*WHAT THIS TASK INVOLVES*.
Gather, from the data below, each line in which the word "Michigan" occurs.

....................

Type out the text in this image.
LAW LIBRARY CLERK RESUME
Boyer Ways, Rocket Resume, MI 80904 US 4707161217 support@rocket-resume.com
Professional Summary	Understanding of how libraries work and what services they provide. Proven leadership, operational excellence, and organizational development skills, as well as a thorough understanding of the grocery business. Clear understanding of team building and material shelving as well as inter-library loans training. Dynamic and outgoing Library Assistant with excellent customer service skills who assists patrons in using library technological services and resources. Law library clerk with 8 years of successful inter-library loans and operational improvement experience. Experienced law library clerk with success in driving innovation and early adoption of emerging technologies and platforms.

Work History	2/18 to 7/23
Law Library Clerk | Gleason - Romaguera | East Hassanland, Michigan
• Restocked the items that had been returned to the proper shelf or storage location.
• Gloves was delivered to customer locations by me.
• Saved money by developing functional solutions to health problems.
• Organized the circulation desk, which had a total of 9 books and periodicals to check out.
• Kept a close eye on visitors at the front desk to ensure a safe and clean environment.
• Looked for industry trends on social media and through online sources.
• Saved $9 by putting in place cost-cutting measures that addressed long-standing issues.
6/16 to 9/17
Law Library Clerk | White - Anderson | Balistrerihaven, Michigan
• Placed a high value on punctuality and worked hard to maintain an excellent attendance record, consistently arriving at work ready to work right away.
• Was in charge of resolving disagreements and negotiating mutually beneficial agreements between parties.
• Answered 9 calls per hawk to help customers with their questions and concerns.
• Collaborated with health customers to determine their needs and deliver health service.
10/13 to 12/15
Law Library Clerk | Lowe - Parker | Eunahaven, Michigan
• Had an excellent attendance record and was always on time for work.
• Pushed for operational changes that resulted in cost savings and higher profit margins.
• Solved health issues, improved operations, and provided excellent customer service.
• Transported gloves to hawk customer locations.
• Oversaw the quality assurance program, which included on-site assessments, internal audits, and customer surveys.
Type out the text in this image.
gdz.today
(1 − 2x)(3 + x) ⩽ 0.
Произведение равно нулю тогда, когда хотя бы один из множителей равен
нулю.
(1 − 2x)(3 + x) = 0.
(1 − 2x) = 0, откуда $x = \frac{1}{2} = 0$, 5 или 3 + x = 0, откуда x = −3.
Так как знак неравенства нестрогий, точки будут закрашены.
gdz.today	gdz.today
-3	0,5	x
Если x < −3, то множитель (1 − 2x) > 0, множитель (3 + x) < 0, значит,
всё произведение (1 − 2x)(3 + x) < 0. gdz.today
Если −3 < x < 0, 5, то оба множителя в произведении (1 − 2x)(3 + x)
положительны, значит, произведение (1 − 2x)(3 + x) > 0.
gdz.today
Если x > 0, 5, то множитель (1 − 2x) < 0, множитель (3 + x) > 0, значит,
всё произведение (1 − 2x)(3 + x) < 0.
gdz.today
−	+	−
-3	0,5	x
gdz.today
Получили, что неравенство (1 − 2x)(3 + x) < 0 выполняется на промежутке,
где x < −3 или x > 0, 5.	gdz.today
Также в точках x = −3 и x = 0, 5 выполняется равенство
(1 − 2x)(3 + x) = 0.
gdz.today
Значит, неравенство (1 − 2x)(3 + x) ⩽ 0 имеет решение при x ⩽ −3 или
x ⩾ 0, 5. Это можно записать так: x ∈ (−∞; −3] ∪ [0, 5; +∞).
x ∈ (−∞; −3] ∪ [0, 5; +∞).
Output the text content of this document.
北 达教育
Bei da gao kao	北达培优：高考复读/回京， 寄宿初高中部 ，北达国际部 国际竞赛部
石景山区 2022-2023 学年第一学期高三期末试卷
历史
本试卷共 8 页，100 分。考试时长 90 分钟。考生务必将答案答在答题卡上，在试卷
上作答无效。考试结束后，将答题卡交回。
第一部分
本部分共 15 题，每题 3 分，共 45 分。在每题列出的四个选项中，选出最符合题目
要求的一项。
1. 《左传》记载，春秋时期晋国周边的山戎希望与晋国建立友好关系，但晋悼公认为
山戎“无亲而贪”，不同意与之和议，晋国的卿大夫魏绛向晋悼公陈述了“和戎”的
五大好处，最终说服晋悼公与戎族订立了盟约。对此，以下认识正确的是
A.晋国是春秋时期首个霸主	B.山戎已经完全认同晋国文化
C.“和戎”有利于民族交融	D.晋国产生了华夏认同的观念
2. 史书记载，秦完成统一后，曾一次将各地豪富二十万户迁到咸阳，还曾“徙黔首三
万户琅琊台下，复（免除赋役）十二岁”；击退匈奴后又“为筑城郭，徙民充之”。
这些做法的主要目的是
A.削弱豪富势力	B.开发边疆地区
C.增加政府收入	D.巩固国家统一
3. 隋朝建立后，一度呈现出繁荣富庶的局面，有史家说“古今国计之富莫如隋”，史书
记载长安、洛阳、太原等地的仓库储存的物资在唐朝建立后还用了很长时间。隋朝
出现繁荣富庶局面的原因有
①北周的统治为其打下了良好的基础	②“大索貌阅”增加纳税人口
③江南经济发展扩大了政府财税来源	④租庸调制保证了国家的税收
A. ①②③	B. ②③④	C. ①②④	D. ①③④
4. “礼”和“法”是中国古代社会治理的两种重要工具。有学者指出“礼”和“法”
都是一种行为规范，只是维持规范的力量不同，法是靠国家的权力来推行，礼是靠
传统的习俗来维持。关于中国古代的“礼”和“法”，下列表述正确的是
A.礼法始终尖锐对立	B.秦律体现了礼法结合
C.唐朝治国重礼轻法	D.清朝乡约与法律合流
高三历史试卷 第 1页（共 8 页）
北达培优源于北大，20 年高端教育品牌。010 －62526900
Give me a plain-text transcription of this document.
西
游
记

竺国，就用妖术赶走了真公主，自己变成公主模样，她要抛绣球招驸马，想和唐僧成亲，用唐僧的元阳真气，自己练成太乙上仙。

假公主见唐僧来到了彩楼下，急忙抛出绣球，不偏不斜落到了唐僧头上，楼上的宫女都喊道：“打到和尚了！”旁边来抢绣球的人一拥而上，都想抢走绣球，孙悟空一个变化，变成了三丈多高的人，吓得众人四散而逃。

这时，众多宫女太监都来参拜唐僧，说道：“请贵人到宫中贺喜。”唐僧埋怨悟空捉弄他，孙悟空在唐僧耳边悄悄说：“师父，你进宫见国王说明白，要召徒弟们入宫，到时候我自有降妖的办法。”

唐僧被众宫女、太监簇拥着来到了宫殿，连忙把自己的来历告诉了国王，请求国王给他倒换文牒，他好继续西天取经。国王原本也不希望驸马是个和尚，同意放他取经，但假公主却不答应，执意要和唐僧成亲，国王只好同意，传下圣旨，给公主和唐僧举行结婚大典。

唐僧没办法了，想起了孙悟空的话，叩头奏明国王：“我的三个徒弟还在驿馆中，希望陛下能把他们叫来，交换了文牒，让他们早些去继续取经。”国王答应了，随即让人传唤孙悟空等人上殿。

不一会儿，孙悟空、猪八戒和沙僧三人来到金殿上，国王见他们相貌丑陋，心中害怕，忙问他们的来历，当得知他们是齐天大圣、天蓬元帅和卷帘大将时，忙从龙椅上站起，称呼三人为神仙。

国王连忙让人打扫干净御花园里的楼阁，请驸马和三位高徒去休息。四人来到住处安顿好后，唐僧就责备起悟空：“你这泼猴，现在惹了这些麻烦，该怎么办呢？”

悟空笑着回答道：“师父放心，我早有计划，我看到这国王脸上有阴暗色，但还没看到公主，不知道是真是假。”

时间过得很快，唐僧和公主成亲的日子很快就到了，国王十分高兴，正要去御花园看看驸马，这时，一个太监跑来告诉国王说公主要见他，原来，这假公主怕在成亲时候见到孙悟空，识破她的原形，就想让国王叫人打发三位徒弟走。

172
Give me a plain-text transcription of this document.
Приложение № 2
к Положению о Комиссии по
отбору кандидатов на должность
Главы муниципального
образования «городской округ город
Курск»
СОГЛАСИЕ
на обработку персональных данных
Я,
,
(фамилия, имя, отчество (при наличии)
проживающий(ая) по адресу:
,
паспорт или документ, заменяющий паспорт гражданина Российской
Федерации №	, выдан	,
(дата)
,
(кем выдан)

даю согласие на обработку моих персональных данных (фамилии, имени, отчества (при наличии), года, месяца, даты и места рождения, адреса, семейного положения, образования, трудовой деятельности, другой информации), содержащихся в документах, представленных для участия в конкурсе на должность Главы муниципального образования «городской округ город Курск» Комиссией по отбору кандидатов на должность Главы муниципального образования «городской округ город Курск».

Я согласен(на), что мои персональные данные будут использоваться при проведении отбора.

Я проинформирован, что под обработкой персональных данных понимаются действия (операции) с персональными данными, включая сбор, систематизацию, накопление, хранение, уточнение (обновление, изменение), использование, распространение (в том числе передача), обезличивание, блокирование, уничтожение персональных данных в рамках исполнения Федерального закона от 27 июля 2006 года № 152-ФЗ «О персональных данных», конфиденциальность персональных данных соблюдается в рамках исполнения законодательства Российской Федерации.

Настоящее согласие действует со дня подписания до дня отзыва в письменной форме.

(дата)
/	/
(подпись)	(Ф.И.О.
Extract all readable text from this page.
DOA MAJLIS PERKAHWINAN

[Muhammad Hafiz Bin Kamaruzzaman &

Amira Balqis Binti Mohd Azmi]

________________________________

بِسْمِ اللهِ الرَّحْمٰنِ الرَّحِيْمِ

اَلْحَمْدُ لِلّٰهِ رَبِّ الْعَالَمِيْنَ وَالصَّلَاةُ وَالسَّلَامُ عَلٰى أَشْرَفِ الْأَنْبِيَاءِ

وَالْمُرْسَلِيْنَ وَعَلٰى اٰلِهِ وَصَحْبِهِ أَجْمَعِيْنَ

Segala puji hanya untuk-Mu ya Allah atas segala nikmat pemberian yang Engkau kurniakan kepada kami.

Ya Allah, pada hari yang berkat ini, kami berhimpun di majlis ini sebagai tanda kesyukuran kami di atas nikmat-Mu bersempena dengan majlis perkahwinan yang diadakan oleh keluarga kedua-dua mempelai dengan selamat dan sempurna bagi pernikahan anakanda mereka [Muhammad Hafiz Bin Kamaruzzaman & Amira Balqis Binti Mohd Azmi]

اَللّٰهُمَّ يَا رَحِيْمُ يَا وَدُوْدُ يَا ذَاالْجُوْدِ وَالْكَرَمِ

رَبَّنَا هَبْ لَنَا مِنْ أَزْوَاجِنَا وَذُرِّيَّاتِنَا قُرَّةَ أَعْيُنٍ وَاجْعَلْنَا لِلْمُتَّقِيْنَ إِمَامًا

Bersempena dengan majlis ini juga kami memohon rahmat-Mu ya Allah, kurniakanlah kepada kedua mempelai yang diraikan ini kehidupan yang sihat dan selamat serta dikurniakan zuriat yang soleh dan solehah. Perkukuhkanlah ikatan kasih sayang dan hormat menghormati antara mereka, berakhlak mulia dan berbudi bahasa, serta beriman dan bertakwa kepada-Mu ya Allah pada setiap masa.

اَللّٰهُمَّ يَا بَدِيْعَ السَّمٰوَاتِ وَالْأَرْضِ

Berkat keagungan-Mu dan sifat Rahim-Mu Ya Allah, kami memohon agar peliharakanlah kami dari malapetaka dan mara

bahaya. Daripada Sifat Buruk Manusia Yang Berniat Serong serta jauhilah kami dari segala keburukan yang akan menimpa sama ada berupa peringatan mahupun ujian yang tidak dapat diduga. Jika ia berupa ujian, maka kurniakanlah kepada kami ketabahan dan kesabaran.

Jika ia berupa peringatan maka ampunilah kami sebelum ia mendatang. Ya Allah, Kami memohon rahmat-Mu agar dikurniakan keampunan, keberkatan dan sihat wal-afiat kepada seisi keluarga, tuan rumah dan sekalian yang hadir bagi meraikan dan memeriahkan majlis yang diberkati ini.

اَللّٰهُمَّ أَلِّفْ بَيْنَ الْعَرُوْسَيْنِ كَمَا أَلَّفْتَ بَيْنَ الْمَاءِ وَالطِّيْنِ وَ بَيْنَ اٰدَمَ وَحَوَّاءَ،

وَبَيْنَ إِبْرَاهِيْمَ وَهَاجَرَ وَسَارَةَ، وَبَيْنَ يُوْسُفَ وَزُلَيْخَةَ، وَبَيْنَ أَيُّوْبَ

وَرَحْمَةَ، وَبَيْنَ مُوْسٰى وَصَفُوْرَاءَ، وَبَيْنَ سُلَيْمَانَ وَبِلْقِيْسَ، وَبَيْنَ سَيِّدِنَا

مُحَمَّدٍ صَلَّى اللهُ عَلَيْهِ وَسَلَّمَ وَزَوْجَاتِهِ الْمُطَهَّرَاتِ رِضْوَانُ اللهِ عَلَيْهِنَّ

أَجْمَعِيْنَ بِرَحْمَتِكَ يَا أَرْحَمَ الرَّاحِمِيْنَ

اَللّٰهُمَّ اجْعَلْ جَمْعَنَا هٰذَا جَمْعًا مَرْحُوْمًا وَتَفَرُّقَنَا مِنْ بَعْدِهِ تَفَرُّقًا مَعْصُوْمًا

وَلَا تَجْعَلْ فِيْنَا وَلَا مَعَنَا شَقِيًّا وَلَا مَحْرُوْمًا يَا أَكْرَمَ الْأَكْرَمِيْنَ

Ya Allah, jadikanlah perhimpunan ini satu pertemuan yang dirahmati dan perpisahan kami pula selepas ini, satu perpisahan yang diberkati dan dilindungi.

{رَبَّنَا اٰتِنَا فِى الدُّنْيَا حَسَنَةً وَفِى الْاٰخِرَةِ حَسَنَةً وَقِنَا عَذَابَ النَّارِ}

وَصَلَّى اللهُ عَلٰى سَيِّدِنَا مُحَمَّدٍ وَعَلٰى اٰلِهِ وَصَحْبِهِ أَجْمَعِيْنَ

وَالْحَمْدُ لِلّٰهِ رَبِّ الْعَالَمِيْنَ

....................

*CORRECT ANSWER*.
Law Library Clerk | Gleason - Romaguera | East Hassanland, Michigan
Law Library Clerk | White - Anderson | Balistrerihaven, Michigan
Law Library Clerk | Lowe - Parker | Eunahaven, Michigan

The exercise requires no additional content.